• _Written instruction_
Return every record below exactly as written, omitting any pictures.

• _Data supplied_

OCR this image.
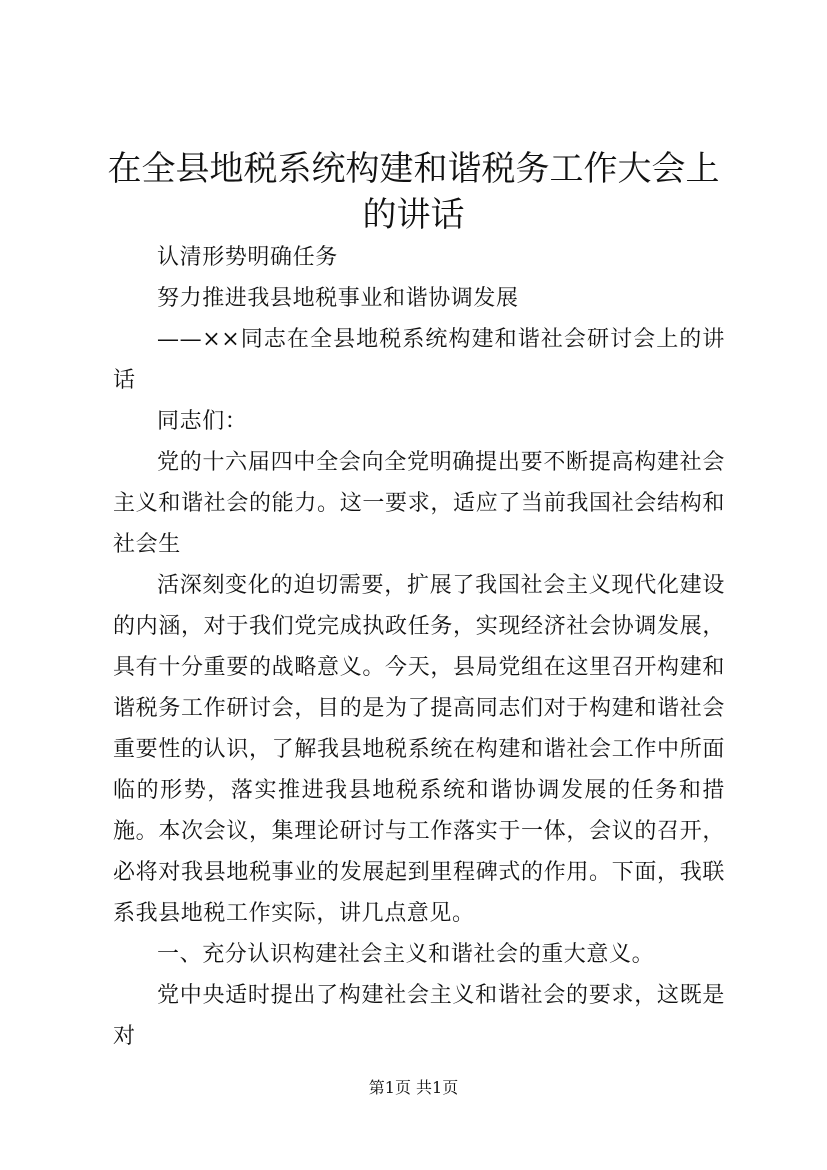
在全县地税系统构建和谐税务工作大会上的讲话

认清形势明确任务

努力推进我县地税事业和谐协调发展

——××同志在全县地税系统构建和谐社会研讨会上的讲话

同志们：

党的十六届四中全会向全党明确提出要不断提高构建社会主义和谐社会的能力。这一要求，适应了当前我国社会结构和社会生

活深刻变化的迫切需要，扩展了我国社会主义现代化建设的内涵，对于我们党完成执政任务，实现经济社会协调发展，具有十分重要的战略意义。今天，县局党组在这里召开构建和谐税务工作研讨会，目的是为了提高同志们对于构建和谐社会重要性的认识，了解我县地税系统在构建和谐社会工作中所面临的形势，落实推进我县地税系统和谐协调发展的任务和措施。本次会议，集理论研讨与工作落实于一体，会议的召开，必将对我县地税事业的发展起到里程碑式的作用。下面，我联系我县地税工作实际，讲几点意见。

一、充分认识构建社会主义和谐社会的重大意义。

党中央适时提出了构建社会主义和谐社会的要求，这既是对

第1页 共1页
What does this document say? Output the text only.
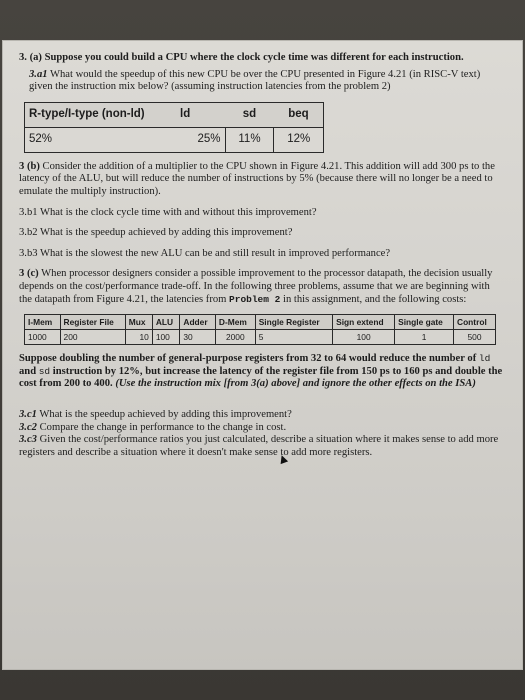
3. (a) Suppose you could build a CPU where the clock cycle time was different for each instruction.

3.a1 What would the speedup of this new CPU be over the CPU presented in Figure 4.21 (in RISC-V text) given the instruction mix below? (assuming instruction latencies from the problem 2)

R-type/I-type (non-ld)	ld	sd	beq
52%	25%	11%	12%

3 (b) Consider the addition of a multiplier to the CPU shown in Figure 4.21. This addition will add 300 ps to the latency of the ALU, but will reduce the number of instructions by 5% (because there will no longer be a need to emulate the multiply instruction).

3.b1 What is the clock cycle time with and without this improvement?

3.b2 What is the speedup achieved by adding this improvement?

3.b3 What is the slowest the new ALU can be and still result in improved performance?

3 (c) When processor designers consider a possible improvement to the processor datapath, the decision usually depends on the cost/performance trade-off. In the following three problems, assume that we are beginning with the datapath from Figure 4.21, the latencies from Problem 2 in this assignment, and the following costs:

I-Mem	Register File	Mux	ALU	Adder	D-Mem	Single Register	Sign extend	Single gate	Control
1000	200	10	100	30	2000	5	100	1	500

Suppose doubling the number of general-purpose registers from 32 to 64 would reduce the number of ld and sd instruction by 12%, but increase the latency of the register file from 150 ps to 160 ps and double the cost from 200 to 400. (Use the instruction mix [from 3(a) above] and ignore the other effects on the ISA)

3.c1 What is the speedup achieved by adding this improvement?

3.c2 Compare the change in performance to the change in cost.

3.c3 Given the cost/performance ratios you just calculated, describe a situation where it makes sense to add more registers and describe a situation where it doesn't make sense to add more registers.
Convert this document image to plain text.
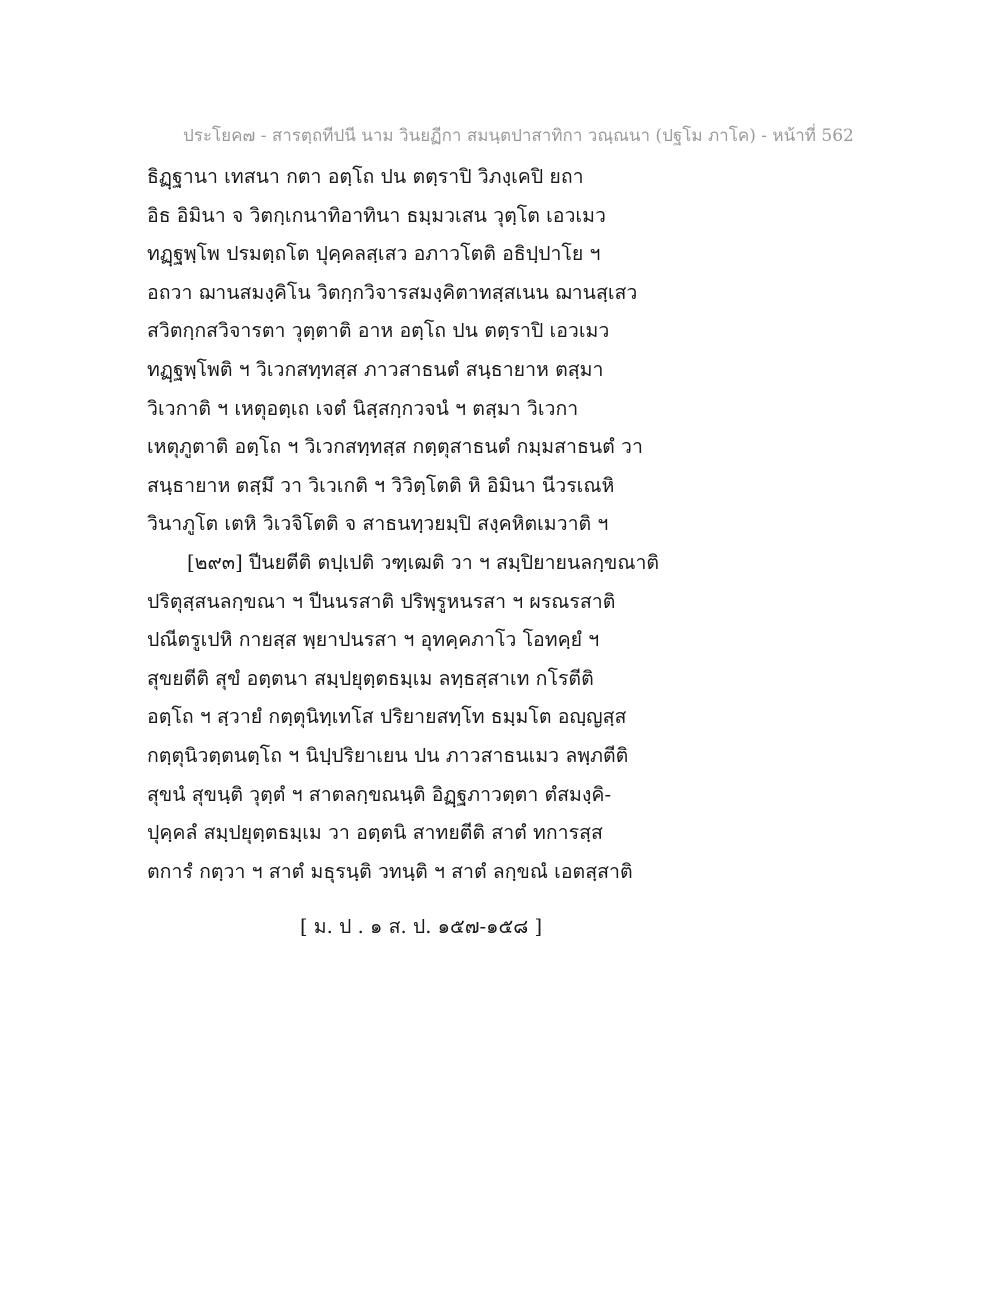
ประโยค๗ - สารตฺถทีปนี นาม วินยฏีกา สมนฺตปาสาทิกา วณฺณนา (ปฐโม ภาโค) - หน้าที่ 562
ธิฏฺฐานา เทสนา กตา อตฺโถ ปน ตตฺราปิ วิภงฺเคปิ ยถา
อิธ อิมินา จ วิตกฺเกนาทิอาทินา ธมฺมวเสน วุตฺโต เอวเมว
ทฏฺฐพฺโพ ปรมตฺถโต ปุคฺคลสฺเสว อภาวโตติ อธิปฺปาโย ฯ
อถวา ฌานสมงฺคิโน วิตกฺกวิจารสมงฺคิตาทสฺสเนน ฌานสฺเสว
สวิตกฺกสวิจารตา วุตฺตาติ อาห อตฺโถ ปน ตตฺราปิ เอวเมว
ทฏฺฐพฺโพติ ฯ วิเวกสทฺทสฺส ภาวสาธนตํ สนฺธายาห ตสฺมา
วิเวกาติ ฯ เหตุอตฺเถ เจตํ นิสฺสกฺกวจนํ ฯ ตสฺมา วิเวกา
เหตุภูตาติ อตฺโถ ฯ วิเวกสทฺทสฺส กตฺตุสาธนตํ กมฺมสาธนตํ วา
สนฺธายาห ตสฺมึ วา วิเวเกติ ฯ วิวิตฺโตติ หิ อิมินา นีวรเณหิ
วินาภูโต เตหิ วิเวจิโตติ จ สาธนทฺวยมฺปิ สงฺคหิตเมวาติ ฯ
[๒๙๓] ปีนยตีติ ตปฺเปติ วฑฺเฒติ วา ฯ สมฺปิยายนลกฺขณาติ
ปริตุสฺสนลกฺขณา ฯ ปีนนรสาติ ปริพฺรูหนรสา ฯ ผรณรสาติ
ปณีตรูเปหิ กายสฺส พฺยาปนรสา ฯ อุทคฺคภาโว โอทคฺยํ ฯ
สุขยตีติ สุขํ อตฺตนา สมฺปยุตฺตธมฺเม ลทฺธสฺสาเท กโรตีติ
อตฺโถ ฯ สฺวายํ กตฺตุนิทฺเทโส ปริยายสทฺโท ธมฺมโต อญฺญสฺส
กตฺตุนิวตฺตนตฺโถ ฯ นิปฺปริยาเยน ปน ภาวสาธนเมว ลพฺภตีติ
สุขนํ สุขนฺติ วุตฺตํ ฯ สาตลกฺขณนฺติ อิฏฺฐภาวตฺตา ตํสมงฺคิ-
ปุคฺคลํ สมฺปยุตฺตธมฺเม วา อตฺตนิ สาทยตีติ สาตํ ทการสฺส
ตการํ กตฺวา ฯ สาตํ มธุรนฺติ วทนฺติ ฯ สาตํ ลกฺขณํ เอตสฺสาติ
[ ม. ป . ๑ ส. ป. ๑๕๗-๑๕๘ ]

• _Solution for this exercise_
OCR this image.
在全县地税系统构建和谐税务工作大会上的讲话

认清形势明确任务

努力推进我县地税事业和谐协调发展

——××同志在全县地税系统构建和谐社会研讨会上的讲话

同志们：

党的十六届四中全会向全党明确提出要不断提高构建社会主义和谐社会的能力。这一要求，适应了当前我国社会结构和社会生

活深刻变化的迫切需要，扩展了我国社会主义现代化建设的内涵，对于我们党完成执政任务，实现经济社会协调发展，具有十分重要的战略意义。今天，县局党组在这里召开构建和谐税务工作研讨会，目的是为了提高同志们对于构建和谐社会重要性的认识，了解我县地税系统在构建和谐社会工作中所面临的形势，落实推进我县地税系统和谐协调发展的任务和措施。本次会议，集理论研讨与工作落实于一体，会议的召开，必将对我县地税事业的发展起到里程碑式的作用。下面，我联系我县地税工作实际，讲几点意见。

一、充分认识构建社会主义和谐社会的重大意义。

党中央适时提出了构建社会主义和谐社会的要求，这既是对

第1页 共1页
What does this document say? Output the text only.
3. (a) Suppose you could build a CPU where the clock cycle time was different for each instruction.

3.a1 What would the speedup of this new CPU be over the CPU presented in Figure 4.21 (in RISC-V text) given the instruction mix below? (assuming instruction latencies from the problem 2)

R-type/I-type (non-ld)	ld	sd	beq
52%	25%	11%	12%

3 (b) Consider the addition of a multiplier to the CPU shown in Figure 4.21. This addition will add 300 ps to the latency of the ALU, but will reduce the number of instructions by 5% (because there will no longer be a need to emulate the multiply instruction).

3.b1 What is the clock cycle time with and without this improvement?

3.b2 What is the speedup achieved by adding this improvement?

3.b3 What is the slowest the new ALU can be and still result in improved performance?

3 (c) When processor designers consider a possible improvement to the processor datapath, the decision usually depends on the cost/performance trade-off. In the following three problems, assume that we are beginning with the datapath from Figure 4.21, the latencies from Problem 2 in this assignment, and the following costs:

I-Mem	Register File	Mux	ALU	Adder	D-Mem	Single Register	Sign extend	Single gate	Control
1000	200	10	100	30	2000	5	100	1	500

Suppose doubling the number of general-purpose registers from 32 to 64 would reduce the number of ld and sd instruction by 12%, but increase the latency of the register file from 150 ps to 160 ps and double the cost from 200 to 400. (Use the instruction mix [from 3(a) above] and ignore the other effects on the ISA)

3.c1 What is the speedup achieved by adding this improvement?

3.c2 Compare the change in performance to the change in cost.

3.c3 Given the cost/performance ratios you just calculated, describe a situation where it makes sense to add more registers and describe a situation where it doesn't make sense to add more registers.
Convert this document image to plain text.
ประโยค๗ - สารตฺถทีปนี นาม วินยฏีกา สมนฺตปาสาทิกา วณฺณนา (ปฐโม ภาโค) - หน้าที่ 562
ธิฏฺฐานา เทสนา กตา อตฺโถ ปน ตตฺราปิ วิภงฺเคปิ ยถา
อิธ อิมินา จ วิตกฺเกนาทิอาทินา ธมฺมวเสน วุตฺโต เอวเมว
ทฏฺฐพฺโพ ปรมตฺถโต ปุคฺคลสฺเสว อภาวโตติ อธิปฺปาโย ฯ
อถวา ฌานสมงฺคิโน วิตกฺกวิจารสมงฺคิตาทสฺสเนน ฌานสฺเสว
สวิตกฺกสวิจารตา วุตฺตาติ อาห อตฺโถ ปน ตตฺราปิ เอวเมว
ทฏฺฐพฺโพติ ฯ วิเวกสทฺทสฺส ภาวสาธนตํ สนฺธายาห ตสฺมา
วิเวกาติ ฯ เหตุอตฺเถ เจตํ นิสฺสกฺกวจนํ ฯ ตสฺมา วิเวกา
เหตุภูตาติ อตฺโถ ฯ วิเวกสทฺทสฺส กตฺตุสาธนตํ กมฺมสาธนตํ วา
สนฺธายาห ตสฺมึ วา วิเวเกติ ฯ วิวิตฺโตติ หิ อิมินา นีวรเณหิ
วินาภูโต เตหิ วิเวจิโตติ จ สาธนทฺวยมฺปิ สงฺคหิตเมวาติ ฯ
[๒๙๓] ปีนยตีติ ตปฺเปติ วฑฺเฒติ วา ฯ สมฺปิยายนลกฺขณาติ
ปริตุสฺสนลกฺขณา ฯ ปีนนรสาติ ปริพฺรูหนรสา ฯ ผรณรสาติ
ปณีตรูเปหิ กายสฺส พฺยาปนรสา ฯ อุทคฺคภาโว โอทคฺยํ ฯ
สุขยตีติ สุขํ อตฺตนา สมฺปยุตฺตธมฺเม ลทฺธสฺสาเท กโรตีติ
อตฺโถ ฯ สฺวายํ กตฺตุนิทฺเทโส ปริยายสทฺโท ธมฺมโต อญฺญสฺส
กตฺตุนิวตฺตนตฺโถ ฯ นิปฺปริยาเยน ปน ภาวสาธนเมว ลพฺภตีติ
สุขนํ สุขนฺติ วุตฺตํ ฯ สาตลกฺขณนฺติ อิฏฺฐภาวตฺตา ตํสมงฺคิ-
ปุคฺคลํ สมฺปยุตฺตธมฺเม วา อตฺตนิ สาทยตีติ สาตํ ทการสฺส
ตการํ กตฺวา ฯ สาตํ มธุรนฺติ วทนฺติ ฯ สาตํ ลกฺขณํ เอตสฺสาติ
[ ม. ป . ๑ ส. ป. ๑๕๗-๑๕๘ ]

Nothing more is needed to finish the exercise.